# STATED EXERCISE
Extract every line that includes the string "Visual".

>> START

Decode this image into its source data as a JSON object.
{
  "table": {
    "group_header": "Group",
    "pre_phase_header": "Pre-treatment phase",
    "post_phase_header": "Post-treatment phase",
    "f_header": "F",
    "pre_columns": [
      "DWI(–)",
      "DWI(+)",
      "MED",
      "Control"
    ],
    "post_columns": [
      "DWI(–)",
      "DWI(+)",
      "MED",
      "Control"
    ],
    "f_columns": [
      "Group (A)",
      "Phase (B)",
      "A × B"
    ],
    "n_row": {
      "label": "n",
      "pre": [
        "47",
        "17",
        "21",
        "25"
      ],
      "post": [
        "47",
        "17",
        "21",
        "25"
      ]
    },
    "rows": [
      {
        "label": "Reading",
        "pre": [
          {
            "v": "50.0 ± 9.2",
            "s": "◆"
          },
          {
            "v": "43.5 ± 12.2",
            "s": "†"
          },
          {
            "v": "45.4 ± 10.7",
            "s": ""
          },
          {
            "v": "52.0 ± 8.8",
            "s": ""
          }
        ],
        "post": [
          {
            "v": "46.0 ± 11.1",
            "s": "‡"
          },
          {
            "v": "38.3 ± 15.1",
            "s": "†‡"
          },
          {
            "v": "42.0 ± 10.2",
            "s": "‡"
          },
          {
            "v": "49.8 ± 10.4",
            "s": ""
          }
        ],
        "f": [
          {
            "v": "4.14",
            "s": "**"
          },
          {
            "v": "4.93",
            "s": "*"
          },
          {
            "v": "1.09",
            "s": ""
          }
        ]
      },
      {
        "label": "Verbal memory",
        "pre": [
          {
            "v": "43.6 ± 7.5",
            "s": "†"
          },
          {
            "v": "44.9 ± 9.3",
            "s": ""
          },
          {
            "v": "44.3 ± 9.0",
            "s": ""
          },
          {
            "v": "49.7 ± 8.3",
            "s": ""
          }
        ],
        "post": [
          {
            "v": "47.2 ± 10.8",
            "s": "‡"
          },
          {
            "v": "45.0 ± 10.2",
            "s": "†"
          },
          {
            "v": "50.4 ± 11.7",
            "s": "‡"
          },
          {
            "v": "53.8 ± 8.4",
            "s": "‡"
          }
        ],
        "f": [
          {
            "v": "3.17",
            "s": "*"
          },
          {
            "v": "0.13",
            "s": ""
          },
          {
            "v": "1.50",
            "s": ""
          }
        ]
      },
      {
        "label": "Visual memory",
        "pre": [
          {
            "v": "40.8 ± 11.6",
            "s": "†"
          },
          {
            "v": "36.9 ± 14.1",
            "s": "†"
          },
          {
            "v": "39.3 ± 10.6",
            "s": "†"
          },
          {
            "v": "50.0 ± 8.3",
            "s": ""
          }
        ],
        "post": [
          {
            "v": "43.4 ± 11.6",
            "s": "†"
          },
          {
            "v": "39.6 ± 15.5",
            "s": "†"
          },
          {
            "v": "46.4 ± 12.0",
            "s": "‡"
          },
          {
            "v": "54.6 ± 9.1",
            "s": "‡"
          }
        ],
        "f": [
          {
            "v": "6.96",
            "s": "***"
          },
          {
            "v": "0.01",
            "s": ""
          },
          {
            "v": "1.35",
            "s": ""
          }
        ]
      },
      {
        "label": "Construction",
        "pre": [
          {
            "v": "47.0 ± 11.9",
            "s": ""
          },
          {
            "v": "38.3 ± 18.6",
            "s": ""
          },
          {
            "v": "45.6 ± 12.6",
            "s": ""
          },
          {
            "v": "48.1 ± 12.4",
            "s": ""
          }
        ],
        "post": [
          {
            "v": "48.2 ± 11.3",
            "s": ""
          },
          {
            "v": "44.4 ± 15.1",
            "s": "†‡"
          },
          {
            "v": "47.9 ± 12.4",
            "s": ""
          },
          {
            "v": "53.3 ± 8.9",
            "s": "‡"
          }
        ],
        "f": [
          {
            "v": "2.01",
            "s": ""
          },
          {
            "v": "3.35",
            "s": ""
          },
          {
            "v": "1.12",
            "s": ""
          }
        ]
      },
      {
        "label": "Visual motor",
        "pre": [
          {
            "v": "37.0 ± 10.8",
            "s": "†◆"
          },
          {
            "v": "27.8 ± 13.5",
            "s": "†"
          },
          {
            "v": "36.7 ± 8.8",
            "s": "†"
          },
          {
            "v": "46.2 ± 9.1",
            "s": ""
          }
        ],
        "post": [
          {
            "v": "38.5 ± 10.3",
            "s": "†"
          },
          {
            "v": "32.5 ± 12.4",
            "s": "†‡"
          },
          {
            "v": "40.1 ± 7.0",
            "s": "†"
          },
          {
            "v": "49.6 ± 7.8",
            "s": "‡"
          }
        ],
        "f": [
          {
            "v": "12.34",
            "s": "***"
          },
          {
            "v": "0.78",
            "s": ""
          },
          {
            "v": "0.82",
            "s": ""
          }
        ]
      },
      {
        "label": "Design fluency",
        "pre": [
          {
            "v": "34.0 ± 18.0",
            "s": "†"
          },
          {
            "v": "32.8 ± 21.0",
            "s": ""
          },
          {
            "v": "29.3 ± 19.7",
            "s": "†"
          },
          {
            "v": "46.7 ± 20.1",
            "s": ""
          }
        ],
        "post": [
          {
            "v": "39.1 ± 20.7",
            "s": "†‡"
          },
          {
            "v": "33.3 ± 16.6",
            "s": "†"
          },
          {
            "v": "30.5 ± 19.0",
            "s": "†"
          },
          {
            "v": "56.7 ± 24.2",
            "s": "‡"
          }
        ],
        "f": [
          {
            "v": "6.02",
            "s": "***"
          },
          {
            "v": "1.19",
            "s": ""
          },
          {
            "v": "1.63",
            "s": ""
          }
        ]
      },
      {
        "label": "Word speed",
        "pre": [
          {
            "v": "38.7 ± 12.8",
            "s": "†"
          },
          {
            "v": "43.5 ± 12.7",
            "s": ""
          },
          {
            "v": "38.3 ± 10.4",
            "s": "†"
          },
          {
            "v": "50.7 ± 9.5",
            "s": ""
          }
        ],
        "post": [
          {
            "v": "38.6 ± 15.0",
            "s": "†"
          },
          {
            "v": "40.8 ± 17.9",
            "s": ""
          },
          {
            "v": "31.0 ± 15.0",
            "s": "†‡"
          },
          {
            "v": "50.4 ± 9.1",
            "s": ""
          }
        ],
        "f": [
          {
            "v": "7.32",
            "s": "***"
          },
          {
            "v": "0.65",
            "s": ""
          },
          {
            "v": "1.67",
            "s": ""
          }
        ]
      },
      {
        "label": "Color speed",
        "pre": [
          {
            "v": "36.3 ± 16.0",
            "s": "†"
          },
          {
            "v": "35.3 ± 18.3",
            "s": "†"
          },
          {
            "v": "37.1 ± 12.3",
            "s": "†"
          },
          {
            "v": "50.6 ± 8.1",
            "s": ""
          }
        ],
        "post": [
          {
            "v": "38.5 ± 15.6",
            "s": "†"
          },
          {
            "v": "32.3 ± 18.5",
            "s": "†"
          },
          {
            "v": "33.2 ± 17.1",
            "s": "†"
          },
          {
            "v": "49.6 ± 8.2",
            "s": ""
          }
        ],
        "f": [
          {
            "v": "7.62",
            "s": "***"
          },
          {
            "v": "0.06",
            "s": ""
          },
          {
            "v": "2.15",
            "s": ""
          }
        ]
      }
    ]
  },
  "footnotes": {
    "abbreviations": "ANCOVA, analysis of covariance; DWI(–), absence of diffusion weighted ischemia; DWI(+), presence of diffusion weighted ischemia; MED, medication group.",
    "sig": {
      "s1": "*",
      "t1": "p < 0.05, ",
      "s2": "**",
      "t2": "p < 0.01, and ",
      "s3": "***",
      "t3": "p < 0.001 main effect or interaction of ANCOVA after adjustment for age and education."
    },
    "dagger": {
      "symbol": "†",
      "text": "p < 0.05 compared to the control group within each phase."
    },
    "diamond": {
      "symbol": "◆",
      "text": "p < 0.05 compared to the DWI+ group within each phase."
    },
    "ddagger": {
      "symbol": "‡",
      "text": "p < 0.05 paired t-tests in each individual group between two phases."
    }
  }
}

>> END

# CORRECT ANSWER
        "label": "Visual memory",
        "label": "Visual motor",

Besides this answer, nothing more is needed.